Available records ::
* Start *
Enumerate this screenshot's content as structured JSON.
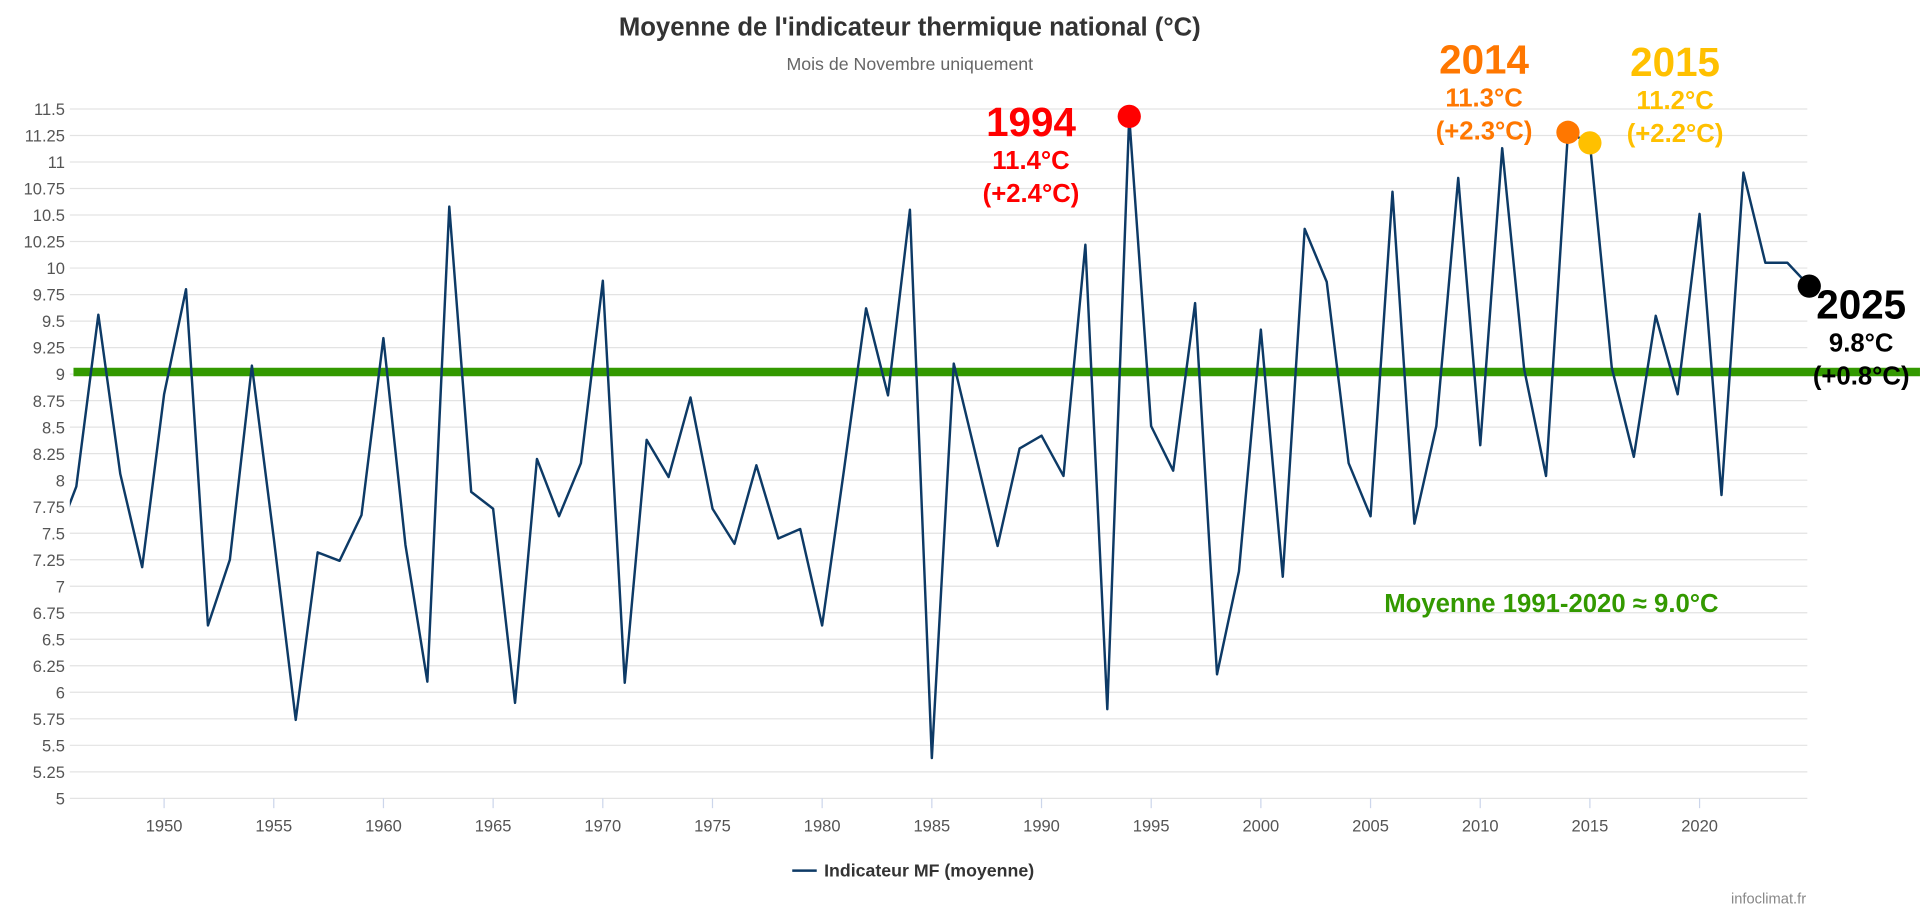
{
  "chart_data": {
    "type": "line",
    "title": "Moyenne de l'indicateur thermique national (°C)",
    "subtitle": "Mois de Novembre uniquement",
    "xlabel": "",
    "ylabel": "",
    "xlim": [
      1945.7,
      2025
    ],
    "ylim": [
      5,
      11.5
    ],
    "y_ticks": [
      "5",
      "5.25",
      "5.5",
      "5.75",
      "6",
      "6.25",
      "6.5",
      "6.75",
      "7",
      "7.25",
      "7.5",
      "7.75",
      "8",
      "8.25",
      "8.5",
      "8.75",
      "9",
      "9.25",
      "9.5",
      "9.75",
      "10",
      "10.25",
      "10.5",
      "10.75",
      "11",
      "11.25",
      "11.5"
    ],
    "x_ticks": [
      "1950",
      "1955",
      "1960",
      "1965",
      "1970",
      "1975",
      "1980",
      "1985",
      "1990",
      "1995",
      "2000",
      "2005",
      "2010",
      "2015",
      "2020"
    ],
    "grid": true,
    "legend_position": "bottom",
    "series": [
      {
        "name": "Indicateur MF (moyenne)",
        "color": "#0d3a66",
        "x": [
          1945,
          1946,
          1947,
          1948,
          1949,
          1950,
          1951,
          1952,
          1953,
          1954,
          1955,
          1956,
          1957,
          1958,
          1959,
          1960,
          1961,
          1962,
          1963,
          1964,
          1965,
          1966,
          1967,
          1968,
          1969,
          1970,
          1971,
          1972,
          1973,
          1974,
          1975,
          1976,
          1977,
          1978,
          1979,
          1980,
          1981,
          1982,
          1983,
          1984,
          1985,
          1986,
          1987,
          1988,
          1989,
          1990,
          1991,
          1992,
          1993,
          1994,
          1995,
          1996,
          1997,
          1998,
          1999,
          2000,
          2001,
          2002,
          2003,
          2004,
          2005,
          2006,
          2007,
          2008,
          2009,
          2010,
          2011,
          2012,
          2013,
          2014,
          2015,
          2016,
          2017,
          2018,
          2019,
          2020,
          2021,
          2022,
          2023,
          2024,
          2025
        ],
        "values": [
          7.4,
          7.94,
          9.56,
          8.06,
          7.18,
          8.81,
          9.8,
          6.63,
          7.25,
          9.08,
          7.45,
          5.74,
          7.32,
          7.24,
          7.67,
          9.34,
          7.39,
          6.1,
          10.58,
          7.89,
          7.73,
          5.9,
          8.2,
          7.66,
          8.16,
          9.88,
          6.09,
          8.38,
          8.03,
          8.78,
          7.73,
          7.4,
          8.14,
          7.45,
          7.54,
          6.63,
          8.1,
          9.62,
          8.8,
          10.55,
          5.38,
          9.1,
          8.24,
          7.38,
          8.3,
          8.42,
          8.04,
          10.22,
          5.84,
          11.43,
          8.51,
          8.09,
          9.67,
          6.17,
          7.14,
          9.42,
          7.09,
          10.37,
          9.87,
          8.16,
          7.66,
          10.72,
          7.59,
          8.51,
          10.85,
          8.33,
          11.13,
          9.05,
          8.04,
          11.28,
          11.18,
          9.06,
          8.22,
          9.55,
          8.81,
          10.51,
          7.86,
          10.9,
          10.05,
          10.05,
          9.83
        ]
      }
    ],
    "reference_line": {
      "value": 9.02,
      "color": "#339900",
      "label": "Moyenne 1991-2020  ≈ 9.0°C"
    },
    "annotations": [
      {
        "year": 1994,
        "value": 11.43,
        "year_label": "1994",
        "temp_label": "11.4°C",
        "anomaly_label": "(+2.4°C)",
        "color": "#ff0000"
      },
      {
        "year": 2014,
        "value": 11.28,
        "year_label": "2014",
        "temp_label": "11.3°C",
        "anomaly_label": "(+2.3°C)",
        "color": "#ff7700"
      },
      {
        "year": 2015,
        "value": 11.18,
        "year_label": "2015",
        "temp_label": "11.2°C",
        "anomaly_label": "(+2.2°C)",
        "color": "#ffc000"
      },
      {
        "year": 2025,
        "value": 9.83,
        "year_label": "2025",
        "temp_label": "9.8°C",
        "anomaly_label": "(+0.8°C)",
        "color": "#000000"
      }
    ]
  },
  "credit": "infoclimat.fr"
}
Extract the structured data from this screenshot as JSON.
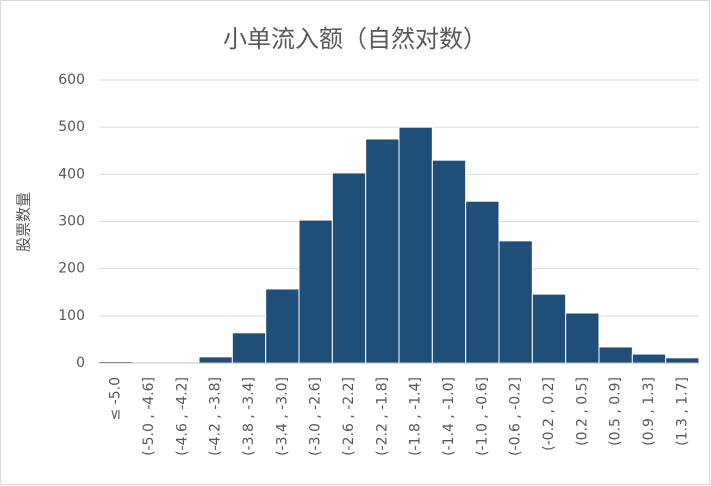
{
  "chart_data": {
    "type": "bar",
    "title": "小单流入额（自然对数）",
    "y_label": "股票数量",
    "categories": [
      "≤ -5.0",
      "(-5.0 , -4.6]",
      "(-4.6 , -4.2]",
      "(-4.2 , -3.8]",
      "(-3.8 , -3.4]",
      "(-3.4 , -3.0]",
      "(-3.0 , -2.6]",
      "(-2.6 , -2.2]",
      "(-2.2 , -1.8]",
      "(-1.8 , -1.4]",
      "(-1.4 , -1.0]",
      "(-1.0 , -0.6]",
      "(-0.6 , -0.2]",
      "(-0.2 , 0.2]",
      "(0.2 , 0.5]",
      "(0.5 , 0.9]",
      "(0.9 , 1.3]",
      "(1.3 , 1.7]"
    ],
    "values": [
      3,
      2,
      2,
      13,
      64,
      157,
      303,
      403,
      475,
      500,
      430,
      343,
      259,
      146,
      106,
      34,
      19,
      11
    ],
    "color": "#1f4e79",
    "ylim": [
      0,
      600
    ],
    "yticks": [
      0,
      100,
      200,
      300,
      400,
      500,
      600
    ],
    "grid": true
  }
}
* End *
Problem :: Where a line contains "JSON", copy that line.

Task result ::
Enumerate this screenshot's content as structured JSON.
Extract the structured data from this screenshot as JSON.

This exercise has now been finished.